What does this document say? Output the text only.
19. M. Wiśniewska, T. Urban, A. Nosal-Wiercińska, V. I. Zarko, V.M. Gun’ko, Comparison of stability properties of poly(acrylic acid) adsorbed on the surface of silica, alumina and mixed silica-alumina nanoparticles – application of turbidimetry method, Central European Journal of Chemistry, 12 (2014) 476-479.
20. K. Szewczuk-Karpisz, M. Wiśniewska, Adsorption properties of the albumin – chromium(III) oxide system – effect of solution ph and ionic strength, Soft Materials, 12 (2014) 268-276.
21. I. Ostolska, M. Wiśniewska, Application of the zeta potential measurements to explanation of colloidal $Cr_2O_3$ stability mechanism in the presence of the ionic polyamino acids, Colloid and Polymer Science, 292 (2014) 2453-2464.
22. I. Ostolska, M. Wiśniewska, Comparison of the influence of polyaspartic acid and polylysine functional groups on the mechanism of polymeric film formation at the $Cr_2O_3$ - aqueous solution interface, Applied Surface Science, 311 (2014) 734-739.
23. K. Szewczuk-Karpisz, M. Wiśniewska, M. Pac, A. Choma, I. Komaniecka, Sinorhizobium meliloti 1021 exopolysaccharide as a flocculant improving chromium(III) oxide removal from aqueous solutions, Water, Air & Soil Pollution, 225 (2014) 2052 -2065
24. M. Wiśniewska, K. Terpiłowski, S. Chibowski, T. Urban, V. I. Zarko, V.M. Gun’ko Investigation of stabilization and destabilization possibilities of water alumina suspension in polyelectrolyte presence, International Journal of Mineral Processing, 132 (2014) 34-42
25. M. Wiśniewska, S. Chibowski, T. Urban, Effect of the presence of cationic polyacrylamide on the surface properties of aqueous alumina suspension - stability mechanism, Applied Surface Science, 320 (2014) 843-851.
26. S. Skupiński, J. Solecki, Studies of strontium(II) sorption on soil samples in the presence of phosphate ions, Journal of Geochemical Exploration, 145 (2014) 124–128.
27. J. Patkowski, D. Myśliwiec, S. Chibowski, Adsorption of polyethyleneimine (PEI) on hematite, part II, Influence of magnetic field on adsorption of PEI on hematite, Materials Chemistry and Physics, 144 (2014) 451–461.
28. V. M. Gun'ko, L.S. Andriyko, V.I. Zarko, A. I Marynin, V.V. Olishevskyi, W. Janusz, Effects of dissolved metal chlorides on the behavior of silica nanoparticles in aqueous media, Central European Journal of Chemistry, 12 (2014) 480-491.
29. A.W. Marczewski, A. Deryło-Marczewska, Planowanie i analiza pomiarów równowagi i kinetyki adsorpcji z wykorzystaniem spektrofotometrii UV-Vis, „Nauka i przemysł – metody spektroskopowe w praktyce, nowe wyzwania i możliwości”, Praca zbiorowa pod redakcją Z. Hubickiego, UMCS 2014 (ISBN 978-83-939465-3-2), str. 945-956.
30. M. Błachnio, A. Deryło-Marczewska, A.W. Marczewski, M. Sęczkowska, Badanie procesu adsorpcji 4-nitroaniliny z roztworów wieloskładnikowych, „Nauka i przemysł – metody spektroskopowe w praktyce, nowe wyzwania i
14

#####

Problem to solve: Using the listing above, state the number of lines that hold "Chibowski", with no other text.

Correct response: 3